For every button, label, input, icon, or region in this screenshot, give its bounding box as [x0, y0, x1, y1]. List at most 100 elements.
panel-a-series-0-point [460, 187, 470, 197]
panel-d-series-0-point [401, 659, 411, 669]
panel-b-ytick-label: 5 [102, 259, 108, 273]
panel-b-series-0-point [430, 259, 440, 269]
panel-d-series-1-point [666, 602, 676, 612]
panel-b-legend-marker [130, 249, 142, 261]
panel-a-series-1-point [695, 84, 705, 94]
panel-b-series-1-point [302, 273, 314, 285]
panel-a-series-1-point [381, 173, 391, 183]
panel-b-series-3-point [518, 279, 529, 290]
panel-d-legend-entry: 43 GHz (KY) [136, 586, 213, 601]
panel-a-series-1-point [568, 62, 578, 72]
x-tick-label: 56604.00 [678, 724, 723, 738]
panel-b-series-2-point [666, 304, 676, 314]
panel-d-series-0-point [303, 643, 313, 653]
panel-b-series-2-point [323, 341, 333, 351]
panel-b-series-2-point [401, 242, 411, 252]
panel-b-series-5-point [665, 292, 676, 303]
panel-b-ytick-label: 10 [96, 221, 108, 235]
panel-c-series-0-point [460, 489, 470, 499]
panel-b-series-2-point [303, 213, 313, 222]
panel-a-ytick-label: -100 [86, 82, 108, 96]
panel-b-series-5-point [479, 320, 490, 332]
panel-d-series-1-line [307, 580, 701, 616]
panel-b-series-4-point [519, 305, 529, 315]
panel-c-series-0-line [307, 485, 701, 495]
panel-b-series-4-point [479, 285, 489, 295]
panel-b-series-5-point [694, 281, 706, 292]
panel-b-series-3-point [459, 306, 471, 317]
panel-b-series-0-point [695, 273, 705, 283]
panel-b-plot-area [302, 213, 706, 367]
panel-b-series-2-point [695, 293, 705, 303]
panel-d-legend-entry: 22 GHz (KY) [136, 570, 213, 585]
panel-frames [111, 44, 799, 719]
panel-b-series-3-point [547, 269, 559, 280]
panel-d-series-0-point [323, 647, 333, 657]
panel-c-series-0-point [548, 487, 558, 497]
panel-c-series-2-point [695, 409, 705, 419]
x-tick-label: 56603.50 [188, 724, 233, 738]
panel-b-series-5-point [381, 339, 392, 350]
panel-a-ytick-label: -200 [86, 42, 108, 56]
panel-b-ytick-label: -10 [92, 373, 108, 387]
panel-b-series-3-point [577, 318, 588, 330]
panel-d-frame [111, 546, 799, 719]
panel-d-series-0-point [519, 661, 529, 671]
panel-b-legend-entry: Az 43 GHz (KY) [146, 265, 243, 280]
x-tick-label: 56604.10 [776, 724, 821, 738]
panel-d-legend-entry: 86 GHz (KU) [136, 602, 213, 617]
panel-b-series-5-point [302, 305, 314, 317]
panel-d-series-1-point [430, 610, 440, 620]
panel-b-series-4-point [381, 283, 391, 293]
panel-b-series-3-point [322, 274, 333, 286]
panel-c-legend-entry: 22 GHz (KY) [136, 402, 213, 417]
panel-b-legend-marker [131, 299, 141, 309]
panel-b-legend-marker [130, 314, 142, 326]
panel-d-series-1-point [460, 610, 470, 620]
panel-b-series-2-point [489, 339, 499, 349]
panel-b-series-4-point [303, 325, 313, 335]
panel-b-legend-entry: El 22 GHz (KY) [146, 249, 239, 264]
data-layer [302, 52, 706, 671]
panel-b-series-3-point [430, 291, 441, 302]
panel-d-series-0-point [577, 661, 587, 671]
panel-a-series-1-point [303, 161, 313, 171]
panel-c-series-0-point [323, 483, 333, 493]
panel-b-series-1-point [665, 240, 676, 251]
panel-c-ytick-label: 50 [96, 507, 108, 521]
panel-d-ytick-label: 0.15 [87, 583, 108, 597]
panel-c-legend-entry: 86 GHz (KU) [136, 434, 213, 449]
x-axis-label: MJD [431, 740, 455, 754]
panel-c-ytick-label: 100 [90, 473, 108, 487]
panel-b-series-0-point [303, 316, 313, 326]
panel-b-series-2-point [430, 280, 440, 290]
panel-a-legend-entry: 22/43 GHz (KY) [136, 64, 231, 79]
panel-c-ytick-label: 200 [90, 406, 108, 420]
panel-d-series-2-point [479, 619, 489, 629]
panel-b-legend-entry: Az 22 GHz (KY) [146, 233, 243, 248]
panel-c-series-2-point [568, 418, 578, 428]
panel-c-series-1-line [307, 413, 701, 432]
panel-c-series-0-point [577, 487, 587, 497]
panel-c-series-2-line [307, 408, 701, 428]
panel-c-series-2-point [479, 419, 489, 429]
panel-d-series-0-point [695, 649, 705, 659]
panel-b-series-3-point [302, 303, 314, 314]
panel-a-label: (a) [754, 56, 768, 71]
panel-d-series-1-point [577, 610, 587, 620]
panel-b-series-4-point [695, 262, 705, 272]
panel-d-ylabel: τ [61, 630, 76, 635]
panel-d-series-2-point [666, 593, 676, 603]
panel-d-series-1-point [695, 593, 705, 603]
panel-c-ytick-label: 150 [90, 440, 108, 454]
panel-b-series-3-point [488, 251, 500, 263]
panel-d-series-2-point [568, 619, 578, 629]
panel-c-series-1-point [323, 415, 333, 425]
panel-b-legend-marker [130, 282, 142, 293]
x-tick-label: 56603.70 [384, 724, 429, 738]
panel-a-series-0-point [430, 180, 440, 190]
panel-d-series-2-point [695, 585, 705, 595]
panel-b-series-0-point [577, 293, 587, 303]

..............................

- **The exercise**
Count the lines in the items above that contain the string "ytick", matching case exactly, and give only the number.

- **Answer to the task**
10